Records from a data collection:
START

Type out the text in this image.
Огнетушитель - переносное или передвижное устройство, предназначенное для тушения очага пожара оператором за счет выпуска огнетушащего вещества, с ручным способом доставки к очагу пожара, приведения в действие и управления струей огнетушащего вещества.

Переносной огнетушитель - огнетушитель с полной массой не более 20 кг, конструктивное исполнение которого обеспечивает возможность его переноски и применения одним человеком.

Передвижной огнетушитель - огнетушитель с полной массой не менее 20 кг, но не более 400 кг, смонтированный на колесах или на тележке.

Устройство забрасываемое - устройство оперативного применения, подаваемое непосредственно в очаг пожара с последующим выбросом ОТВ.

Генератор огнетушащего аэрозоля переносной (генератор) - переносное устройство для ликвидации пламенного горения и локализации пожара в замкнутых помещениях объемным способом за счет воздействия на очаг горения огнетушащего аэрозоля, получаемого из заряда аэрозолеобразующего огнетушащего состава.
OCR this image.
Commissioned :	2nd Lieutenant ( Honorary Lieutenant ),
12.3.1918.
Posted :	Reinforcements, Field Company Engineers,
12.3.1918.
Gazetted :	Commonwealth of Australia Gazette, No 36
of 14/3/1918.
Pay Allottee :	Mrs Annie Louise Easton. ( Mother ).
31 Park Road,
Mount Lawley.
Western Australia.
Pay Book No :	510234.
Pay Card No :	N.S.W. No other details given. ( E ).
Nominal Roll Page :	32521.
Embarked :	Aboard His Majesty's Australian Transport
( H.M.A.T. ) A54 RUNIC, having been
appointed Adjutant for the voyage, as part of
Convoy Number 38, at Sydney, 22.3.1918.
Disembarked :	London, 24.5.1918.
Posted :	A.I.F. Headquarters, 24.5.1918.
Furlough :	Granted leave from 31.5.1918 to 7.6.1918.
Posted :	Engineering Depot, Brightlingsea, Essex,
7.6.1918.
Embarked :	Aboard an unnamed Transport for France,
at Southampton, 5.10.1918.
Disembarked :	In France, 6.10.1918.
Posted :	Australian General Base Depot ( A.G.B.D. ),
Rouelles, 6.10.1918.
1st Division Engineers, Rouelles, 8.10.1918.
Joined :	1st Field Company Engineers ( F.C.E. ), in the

END

What you should do - Please repeat the material above, word for word and in full.

Response for this exercise -
Type out the text in this image.
Огнетушитель - переносное или передвижное устройство, предназначенное для тушения очага пожара оператором за счет выпуска огнетушащего вещества, с ручным способом доставки к очагу пожара, приведения в действие и управления струей огнетушащего вещества.

Переносной огнетушитель - огнетушитель с полной массой не более 20 кг, конструктивное исполнение которого обеспечивает возможность его переноски и применения одним человеком.

Передвижной огнетушитель - огнетушитель с полной массой не менее 20 кг, но не более 400 кг, смонтированный на колесах или на тележке.

Устройство забрасываемое - устройство оперативного применения, подаваемое непосредственно в очаг пожара с последующим выбросом ОТВ.

Генератор огнетушащего аэрозоля переносной (генератор) - переносное устройство для ликвидации пламенного горения и локализации пожара в замкнутых помещениях объемным способом за счет воздействия на очаг горения огнетушащего аэрозоля, получаемого из заряда аэрозолеобразующего огнетушащего состава.
OCR this image.
Commissioned :	2nd Lieutenant ( Honorary Lieutenant ),
12.3.1918.
Posted :	Reinforcements, Field Company Engineers,
12.3.1918.
Gazetted :	Commonwealth of Australia Gazette, No 36
of 14/3/1918.
Pay Allottee :	Mrs Annie Louise Easton. ( Mother ).
31 Park Road,
Mount Lawley.
Western Australia.
Pay Book No :	510234.
Pay Card No :	N.S.W. No other details given. ( E ).
Nominal Roll Page :	32521.
Embarked :	Aboard His Majesty's Australian Transport
( H.M.A.T. ) A54 RUNIC, having been
appointed Adjutant for the voyage, as part of
Convoy Number 38, at Sydney, 22.3.1918.
Disembarked :	London, 24.5.1918.
Posted :	A.I.F. Headquarters, 24.5.1918.
Furlough :	Granted leave from 31.5.1918 to 7.6.1918.
Posted :	Engineering Depot, Brightlingsea, Essex,
7.6.1918.
Embarked :	Aboard an unnamed Transport for France,
at Southampton, 5.10.1918.
Disembarked :	In France, 6.10.1918.
Posted :	Australian General Base Depot ( A.G.B.D. ),
Rouelles, 6.10.1918.
1st Division Engineers, Rouelles, 8.10.1918.
Joined :	1st Field Company Engineers ( F.C.E. ), in the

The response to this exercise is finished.